## What the task requires
Provide an exact reproduction of every entry.

## Input material

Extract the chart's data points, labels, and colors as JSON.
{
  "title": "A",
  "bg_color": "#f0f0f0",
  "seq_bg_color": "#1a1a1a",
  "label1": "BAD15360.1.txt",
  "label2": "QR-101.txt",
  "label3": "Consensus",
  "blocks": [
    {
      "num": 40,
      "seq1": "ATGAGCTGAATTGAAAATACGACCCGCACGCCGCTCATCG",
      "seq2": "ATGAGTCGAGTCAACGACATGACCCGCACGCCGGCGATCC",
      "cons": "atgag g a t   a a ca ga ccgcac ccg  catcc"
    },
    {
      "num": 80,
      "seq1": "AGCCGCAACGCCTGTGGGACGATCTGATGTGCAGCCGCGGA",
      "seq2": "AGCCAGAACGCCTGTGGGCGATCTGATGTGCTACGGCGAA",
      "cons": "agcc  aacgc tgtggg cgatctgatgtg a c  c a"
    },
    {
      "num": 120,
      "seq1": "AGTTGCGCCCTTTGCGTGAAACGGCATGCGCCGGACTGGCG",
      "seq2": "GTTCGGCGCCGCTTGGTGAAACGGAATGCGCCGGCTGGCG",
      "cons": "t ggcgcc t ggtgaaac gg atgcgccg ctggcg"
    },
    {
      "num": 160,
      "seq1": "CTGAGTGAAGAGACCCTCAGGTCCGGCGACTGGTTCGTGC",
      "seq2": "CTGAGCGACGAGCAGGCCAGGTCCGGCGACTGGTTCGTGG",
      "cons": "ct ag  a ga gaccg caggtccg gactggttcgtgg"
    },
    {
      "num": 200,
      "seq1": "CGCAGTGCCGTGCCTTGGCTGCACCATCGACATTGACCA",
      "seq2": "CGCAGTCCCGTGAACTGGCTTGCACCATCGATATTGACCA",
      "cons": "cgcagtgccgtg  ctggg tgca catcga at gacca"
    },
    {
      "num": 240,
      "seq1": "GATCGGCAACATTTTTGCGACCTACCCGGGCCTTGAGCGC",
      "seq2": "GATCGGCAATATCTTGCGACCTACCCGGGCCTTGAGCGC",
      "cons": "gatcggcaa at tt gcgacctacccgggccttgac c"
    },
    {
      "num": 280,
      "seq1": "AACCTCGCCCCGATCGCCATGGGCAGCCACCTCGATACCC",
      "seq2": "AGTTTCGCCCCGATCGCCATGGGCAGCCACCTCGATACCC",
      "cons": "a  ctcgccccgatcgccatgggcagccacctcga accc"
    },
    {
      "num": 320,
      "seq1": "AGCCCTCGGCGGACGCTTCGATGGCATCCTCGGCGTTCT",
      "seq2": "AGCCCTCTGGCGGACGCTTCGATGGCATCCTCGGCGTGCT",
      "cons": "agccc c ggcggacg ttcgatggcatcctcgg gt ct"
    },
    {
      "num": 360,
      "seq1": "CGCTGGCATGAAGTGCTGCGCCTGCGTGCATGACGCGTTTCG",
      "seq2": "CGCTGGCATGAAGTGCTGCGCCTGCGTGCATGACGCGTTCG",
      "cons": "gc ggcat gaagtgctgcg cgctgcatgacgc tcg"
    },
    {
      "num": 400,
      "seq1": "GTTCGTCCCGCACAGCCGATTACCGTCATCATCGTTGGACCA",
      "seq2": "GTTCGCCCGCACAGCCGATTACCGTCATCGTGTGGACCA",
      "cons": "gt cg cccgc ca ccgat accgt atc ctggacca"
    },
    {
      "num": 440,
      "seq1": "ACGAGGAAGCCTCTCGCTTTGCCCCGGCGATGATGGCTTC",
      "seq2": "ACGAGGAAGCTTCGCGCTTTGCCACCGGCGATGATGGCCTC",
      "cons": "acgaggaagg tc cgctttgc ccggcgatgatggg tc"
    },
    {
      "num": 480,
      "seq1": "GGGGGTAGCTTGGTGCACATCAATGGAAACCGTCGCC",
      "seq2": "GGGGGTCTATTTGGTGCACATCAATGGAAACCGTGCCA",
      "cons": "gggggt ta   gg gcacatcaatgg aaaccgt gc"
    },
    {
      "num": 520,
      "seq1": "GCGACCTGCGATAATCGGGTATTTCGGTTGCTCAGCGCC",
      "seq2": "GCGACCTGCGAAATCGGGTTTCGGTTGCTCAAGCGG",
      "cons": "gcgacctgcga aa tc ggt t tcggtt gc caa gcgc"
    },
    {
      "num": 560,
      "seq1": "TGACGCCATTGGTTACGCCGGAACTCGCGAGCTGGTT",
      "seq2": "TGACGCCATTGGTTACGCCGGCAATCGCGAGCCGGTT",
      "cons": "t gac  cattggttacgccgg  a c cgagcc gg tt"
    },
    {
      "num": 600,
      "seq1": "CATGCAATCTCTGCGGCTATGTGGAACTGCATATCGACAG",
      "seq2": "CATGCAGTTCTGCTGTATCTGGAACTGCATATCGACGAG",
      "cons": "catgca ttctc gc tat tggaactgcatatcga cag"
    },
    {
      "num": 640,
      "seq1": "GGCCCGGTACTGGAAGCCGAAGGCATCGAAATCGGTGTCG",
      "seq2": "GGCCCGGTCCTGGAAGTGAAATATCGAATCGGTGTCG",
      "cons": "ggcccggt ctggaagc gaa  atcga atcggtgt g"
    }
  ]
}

## Response
Extract the chart's data points, labels, and colors as JSON.
{
  "title": "A",
  "bg_color": "#f0f0f0",
  "seq_bg_color": "#1a1a1a",
  "label1": "BAD15360.1.txt",
  "label2": "QR-101.txt",
  "label3": "Consensus",
  "blocks": [
    {
      "num": 40,
      "seq1": "ATGAGCTGAATTGAAAATACGACCCGCACGCCGCTCATCG",
      "seq2": "ATGAGTCGAGTCAACGACATGACCCGCACGCCGGCGATCC",
      "cons": "atgag g a t   a a ca ga ccgcac ccg  catcc"
    },
    {
      "num": 80,
      "seq1": "AGCCGCAACGCCTGTGGGACGATCTGATGTGCAGCCGCGGA",
      "seq2": "AGCCAGAACGCCTGTGGGCGATCTGATGTGCTACGGCGAA",
      "cons": "agcc  aacgc tgtggg cgatctgatgtg a c  c a"
    },
    {
      "num": 120,
      "seq1": "AGTTGCGCCCTTTGCGTGAAACGGCATGCGCCGGACTGGCG",
      "seq2": "GTTCGGCGCCGCTTGGTGAAACGGAATGCGCCGGCTGGCG",
      "cons": "t ggcgcc t ggtgaaac gg atgcgccg ctggcg"
    },
    {
      "num": 160,
      "seq1": "CTGAGTGAAGAGACCCTCAGGTCCGGCGACTGGTTCGTGC",
      "seq2": "CTGAGCGACGAGCAGGCCAGGTCCGGCGACTGGTTCGTGG",
      "cons": "ct ag  a ga gaccg caggtccg gactggttcgtgg"
    },
    {
      "num": 200,
      "seq1": "CGCAGTGCCGTGCCTTGGCTGCACCATCGACATTGACCA",
      "seq2": "CGCAGTCCCGTGAACTGGCTTGCACCATCGATATTGACCA",
      "cons": "cgcagtgccgtg  ctggg tgca catcga at gacca"
    },
    {
      "num": 240,
      "seq1": "GATCGGCAACATTTTTGCGACCTACCCGGGCCTTGAGCGC",
      "seq2": "GATCGGCAATATCTTGCGACCTACCCGGGCCTTGAGCGC",
      "cons": "gatcggcaa at tt gcgacctacccgggccttgac c"
    },
    {
      "num": 280,
      "seq1": "AACCTCGCCCCGATCGCCATGGGCAGCCACCTCGATACCC",
      "seq2": "AGTTTCGCCCCGATCGCCATGGGCAGCCACCTCGATACCC",
      "cons": "a  ctcgccccgatcgccatgggcagccacctcga accc"
    },
    {
      "num": 320,
      "seq1": "AGCCCTCGGCGGACGCTTCGATGGCATCCTCGGCGTTCT",
      "seq2": "AGCCCTCTGGCGGACGCTTCGATGGCATCCTCGGCGTGCT",
      "cons": "agccc c ggcggacg ttcgatggcatcctcgg gt ct"
    },
    {
      "num": 360,
      "seq1": "CGCTGGCATGAAGTGCTGCGCCTGCGTGCATGACGCGTTTCG",
      "seq2": "CGCTGGCATGAAGTGCTGCGCCTGCGTGCATGACGCGTTCG",
      "cons": "gc ggcat gaagtgctgcg cgctgcatgacgc tcg"
    },
    {
      "num": 400,
      "seq1": "GTTCGTCCCGCACAGCCGATTACCGTCATCATCGTTGGACCA",
      "seq2": "GTTCGCCCGCACAGCCGATTACCGTCATCGTGTGGACCA",
      "cons": "gt cg cccgc ca ccgat accgt atc ctggacca"
    },
    {
      "num": 440,
      "seq1": "ACGAGGAAGCCTCTCGCTTTGCCCCGGCGATGATGGCTTC",
      "seq2": "ACGAGGAAGCTTCGCGCTTTGCCACCGGCGATGATGGCCTC",
      "cons": "acgaggaagg tc cgctttgc ccggcgatgatggg tc"
    },
    {
      "num": 480,
      "seq1": "GGGGGTAGCTTGGTGCACATCAATGGAAACCGTCGCC",
      "seq2": "GGGGGTCTATTTGGTGCACATCAATGGAAACCGTGCCA",
      "cons": "gggggt ta   gg gcacatcaatgg aaaccgt gc"
    },
    {
      "num": 520,
      "seq1": "GCGACCTGCGATAATCGGGTATTTCGGTTGCTCAGCGCC",
      "seq2": "GCGACCTGCGAAATCGGGTTTCGGTTGCTCAAGCGG",
      "cons": "gcgacctgcga aa tc ggt t tcggtt gc caa gcgc"
    },
    {
      "num": 560,
      "seq1": "TGACGCCATTGGTTACGCCGGAACTCGCGAGCTGGTT",
      "seq2": "TGACGCCATTGGTTACGCCGGCAATCGCGAGCCGGTT",
      "cons": "t gac  cattggttacgccgg  a c cgagcc gg tt"
    },
    {
      "num": 600,
      "seq1": "CATGCAATCTCTGCGGCTATGTGGAACTGCATATCGACAG",
      "seq2": "CATGCAGTTCTGCTGTATCTGGAACTGCATATCGACGAG",
      "cons": "catgca ttctc gc tat tggaactgcatatcga cag"
    },
    {
      "num": 640,
      "seq1": "GGCCCGGTACTGGAAGCCGAAGGCATCGAAATCGGTGTCG",
      "seq2": "GGCCCGGTCCTGGAAGTGAAATATCGAATCGGTGTCG",
      "cons": "ggcccggt ctggaagc gaa  atcga atcggtgt g"
    }
  ]
}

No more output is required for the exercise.